# THE TASK:
Note each line that includes the word "kalan". Copy those lines.

# DATA IN THIS EXERCISE:
****

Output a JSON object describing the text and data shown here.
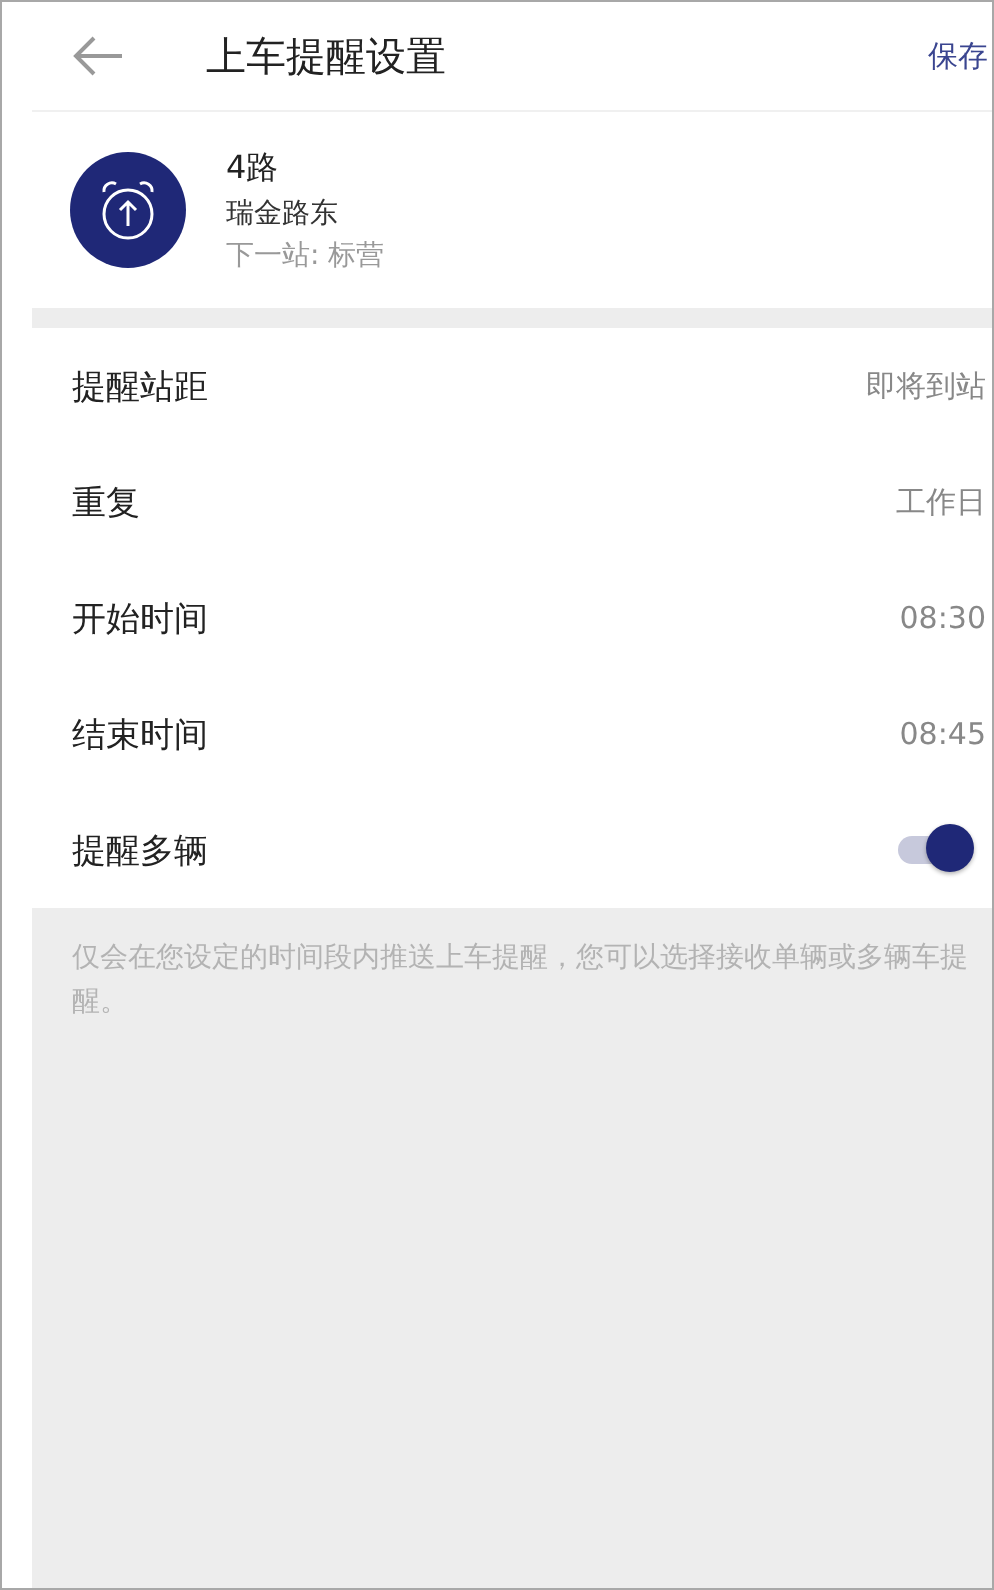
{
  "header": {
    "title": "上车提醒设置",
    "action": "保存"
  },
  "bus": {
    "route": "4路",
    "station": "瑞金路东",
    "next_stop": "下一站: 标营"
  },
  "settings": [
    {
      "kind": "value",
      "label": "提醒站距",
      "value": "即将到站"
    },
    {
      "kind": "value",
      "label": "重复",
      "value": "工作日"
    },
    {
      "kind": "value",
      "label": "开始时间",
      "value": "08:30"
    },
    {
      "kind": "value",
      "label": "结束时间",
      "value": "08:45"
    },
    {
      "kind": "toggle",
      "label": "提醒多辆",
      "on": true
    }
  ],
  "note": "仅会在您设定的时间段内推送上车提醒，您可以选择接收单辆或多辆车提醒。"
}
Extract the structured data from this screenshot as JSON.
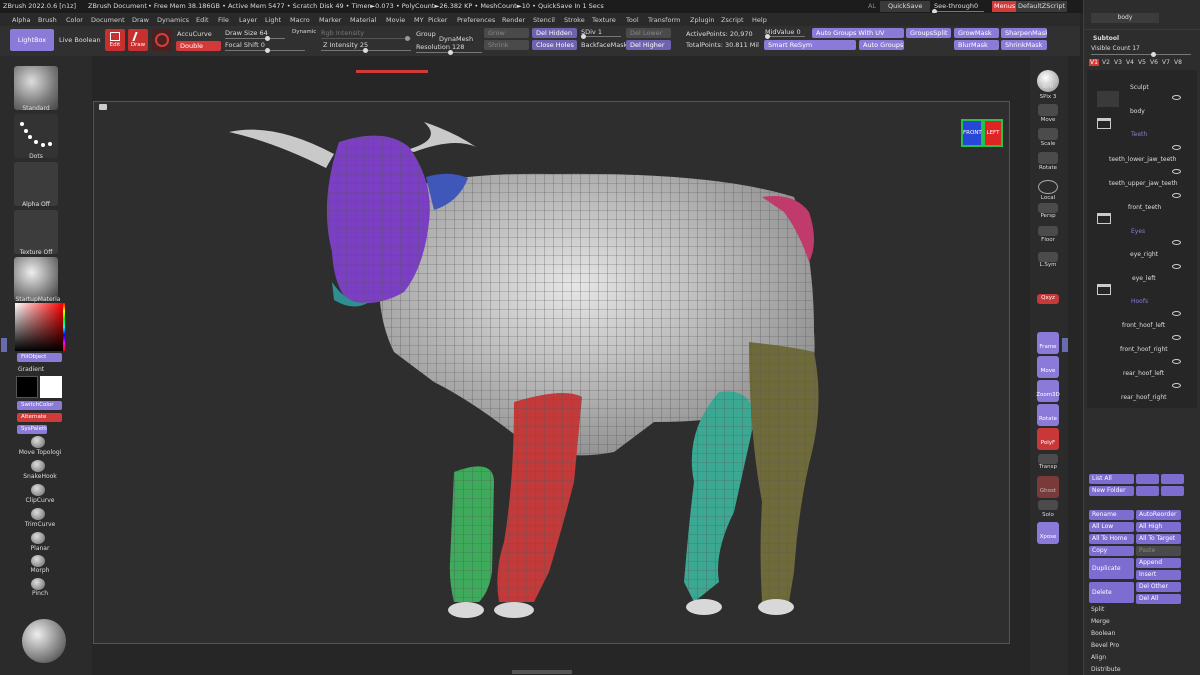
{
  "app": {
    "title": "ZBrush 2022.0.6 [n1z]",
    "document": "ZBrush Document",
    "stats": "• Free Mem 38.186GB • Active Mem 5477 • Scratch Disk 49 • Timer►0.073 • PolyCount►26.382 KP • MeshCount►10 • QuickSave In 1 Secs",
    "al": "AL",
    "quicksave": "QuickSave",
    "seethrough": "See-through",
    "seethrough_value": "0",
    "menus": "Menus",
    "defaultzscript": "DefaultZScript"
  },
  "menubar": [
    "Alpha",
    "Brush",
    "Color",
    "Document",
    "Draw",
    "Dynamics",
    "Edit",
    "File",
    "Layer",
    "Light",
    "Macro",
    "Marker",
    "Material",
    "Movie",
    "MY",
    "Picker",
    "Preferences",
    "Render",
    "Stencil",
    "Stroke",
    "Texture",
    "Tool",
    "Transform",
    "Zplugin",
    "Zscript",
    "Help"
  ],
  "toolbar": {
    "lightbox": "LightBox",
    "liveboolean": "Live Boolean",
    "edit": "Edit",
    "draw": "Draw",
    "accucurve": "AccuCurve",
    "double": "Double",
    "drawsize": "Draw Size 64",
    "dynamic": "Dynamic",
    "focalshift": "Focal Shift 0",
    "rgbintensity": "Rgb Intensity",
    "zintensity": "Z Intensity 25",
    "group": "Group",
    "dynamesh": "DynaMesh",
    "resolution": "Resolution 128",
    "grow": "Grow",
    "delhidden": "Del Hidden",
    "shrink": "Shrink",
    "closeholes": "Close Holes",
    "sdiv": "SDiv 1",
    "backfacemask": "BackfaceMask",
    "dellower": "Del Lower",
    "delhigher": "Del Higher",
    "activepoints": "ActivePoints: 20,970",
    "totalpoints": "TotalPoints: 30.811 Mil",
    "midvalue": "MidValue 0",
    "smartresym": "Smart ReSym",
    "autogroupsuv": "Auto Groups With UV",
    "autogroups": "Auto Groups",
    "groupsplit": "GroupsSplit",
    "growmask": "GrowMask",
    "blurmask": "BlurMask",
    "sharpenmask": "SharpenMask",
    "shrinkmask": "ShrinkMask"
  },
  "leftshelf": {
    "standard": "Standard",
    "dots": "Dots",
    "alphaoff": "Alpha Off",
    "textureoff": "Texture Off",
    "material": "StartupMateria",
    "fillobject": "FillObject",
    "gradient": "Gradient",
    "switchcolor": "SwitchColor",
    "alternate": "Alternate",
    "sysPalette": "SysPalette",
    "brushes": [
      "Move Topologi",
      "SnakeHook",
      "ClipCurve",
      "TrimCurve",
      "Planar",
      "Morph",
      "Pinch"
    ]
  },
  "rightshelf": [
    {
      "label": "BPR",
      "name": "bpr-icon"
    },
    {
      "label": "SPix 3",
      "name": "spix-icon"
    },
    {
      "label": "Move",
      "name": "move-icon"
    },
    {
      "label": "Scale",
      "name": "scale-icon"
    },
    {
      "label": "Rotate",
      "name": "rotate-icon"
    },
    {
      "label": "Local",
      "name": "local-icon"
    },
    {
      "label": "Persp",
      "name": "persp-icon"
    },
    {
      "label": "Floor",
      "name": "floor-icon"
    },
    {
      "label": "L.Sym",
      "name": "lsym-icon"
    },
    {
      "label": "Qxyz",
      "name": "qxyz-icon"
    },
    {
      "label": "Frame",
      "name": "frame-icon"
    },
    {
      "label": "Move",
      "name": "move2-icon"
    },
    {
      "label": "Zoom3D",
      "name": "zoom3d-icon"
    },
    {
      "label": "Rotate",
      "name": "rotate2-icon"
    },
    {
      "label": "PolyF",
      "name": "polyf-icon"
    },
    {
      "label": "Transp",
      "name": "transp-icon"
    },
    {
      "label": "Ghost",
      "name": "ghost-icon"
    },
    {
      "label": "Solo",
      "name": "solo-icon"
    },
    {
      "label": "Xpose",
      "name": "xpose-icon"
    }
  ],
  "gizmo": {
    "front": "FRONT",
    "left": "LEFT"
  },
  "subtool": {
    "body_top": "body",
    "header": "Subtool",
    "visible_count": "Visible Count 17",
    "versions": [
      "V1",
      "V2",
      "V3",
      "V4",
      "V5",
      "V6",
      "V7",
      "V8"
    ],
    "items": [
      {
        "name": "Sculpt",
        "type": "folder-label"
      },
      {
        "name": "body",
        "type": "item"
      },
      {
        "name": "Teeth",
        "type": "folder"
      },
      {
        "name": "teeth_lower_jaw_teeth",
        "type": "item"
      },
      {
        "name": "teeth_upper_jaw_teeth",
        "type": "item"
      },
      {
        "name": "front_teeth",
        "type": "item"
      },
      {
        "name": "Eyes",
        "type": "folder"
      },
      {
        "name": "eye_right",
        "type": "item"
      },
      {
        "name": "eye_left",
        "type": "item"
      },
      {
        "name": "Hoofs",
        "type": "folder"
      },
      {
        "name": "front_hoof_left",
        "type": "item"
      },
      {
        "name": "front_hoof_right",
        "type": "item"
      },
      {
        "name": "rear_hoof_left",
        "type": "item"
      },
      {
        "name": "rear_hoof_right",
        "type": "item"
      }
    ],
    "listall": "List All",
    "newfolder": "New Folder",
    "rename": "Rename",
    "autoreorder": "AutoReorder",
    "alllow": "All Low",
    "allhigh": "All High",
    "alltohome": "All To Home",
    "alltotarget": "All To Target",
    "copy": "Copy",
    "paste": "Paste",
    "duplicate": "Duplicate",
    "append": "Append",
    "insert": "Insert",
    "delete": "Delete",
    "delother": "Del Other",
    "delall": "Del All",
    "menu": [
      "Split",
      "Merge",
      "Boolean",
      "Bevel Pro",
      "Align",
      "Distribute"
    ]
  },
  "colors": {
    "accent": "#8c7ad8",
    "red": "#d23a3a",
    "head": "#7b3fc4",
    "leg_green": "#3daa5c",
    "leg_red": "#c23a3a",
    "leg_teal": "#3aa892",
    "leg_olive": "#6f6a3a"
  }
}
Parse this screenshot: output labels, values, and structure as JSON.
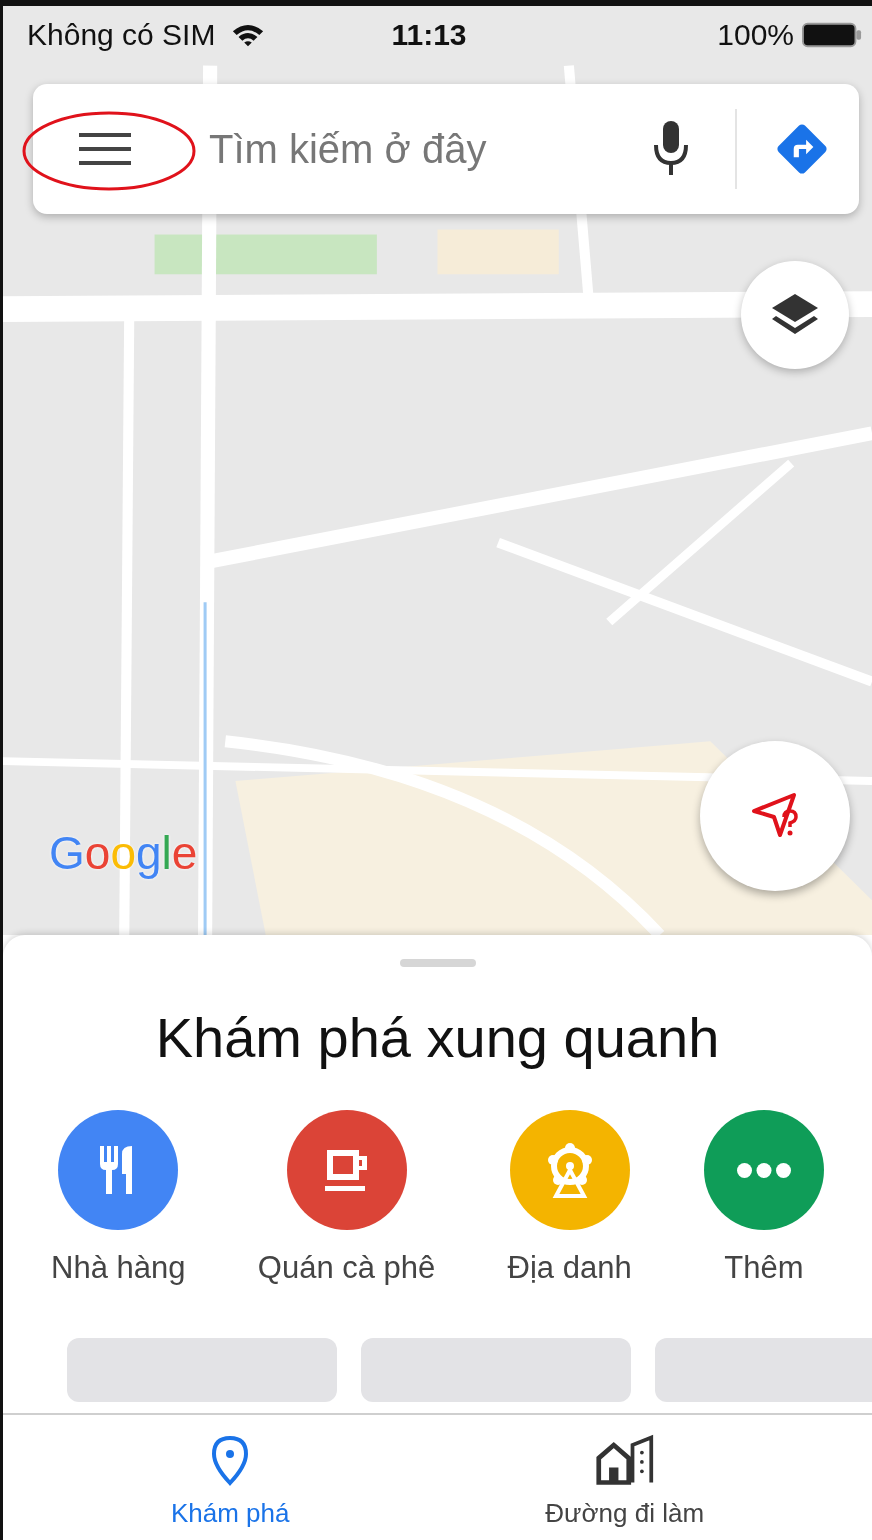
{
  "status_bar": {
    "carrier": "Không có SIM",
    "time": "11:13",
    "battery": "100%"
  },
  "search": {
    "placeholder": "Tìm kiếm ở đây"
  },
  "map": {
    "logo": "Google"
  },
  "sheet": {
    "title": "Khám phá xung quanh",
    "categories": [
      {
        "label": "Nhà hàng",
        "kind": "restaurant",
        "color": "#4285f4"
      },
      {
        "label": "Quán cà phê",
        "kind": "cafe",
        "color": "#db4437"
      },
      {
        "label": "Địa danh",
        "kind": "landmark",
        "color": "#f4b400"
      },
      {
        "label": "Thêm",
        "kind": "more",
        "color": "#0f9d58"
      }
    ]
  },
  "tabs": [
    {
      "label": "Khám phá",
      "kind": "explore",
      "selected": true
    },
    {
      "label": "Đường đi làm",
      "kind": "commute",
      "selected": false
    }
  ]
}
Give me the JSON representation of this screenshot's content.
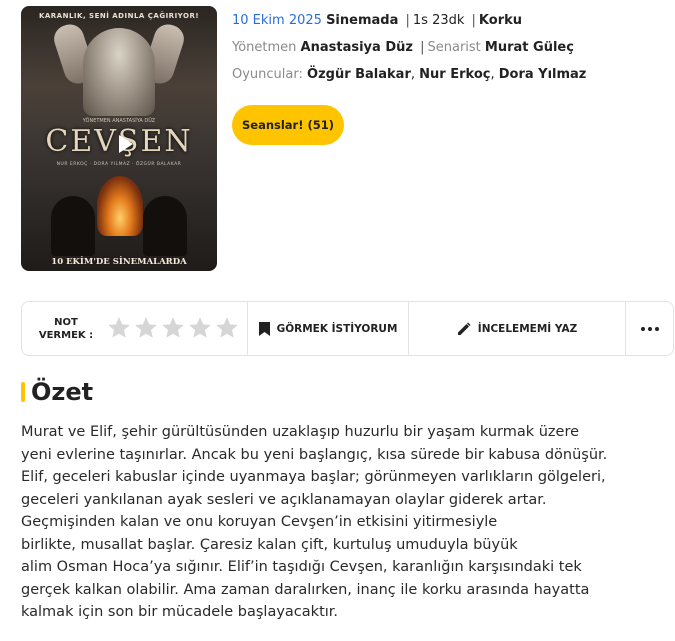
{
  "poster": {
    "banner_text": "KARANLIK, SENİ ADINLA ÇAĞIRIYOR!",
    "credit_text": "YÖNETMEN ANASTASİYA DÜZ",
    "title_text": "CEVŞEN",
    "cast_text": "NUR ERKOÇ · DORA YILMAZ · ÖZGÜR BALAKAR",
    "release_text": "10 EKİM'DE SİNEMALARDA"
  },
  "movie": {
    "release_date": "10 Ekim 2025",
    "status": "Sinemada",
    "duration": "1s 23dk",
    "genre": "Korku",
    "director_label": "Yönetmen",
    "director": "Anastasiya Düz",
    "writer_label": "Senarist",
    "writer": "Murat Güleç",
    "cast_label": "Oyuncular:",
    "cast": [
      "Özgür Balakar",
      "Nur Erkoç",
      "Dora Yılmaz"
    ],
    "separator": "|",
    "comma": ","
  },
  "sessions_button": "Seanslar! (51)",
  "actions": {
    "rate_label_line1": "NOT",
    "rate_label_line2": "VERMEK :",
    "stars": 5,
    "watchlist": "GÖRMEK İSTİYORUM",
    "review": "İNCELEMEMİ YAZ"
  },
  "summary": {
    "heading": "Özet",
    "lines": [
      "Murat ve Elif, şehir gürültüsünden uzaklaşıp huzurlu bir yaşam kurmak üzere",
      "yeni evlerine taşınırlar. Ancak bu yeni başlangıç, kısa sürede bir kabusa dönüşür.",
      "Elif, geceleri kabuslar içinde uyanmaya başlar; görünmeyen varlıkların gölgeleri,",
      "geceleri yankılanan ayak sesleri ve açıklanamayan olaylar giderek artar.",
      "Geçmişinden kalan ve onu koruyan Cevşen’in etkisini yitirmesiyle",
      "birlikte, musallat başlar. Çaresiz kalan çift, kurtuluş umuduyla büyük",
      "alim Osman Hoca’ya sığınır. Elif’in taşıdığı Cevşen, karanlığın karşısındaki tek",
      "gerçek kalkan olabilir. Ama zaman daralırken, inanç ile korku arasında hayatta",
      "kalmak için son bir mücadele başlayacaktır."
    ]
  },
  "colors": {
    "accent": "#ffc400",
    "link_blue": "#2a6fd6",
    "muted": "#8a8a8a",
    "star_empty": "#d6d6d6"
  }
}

****

# COMPLETED EXERCISE:
      "Geçmişinden kalan ve onu koruyan Cevşen’in etkisini yitirmesiyle",
      "birlikte, musallat başlar. Çaresiz kalan çift, kurtuluş umuduyla büyük",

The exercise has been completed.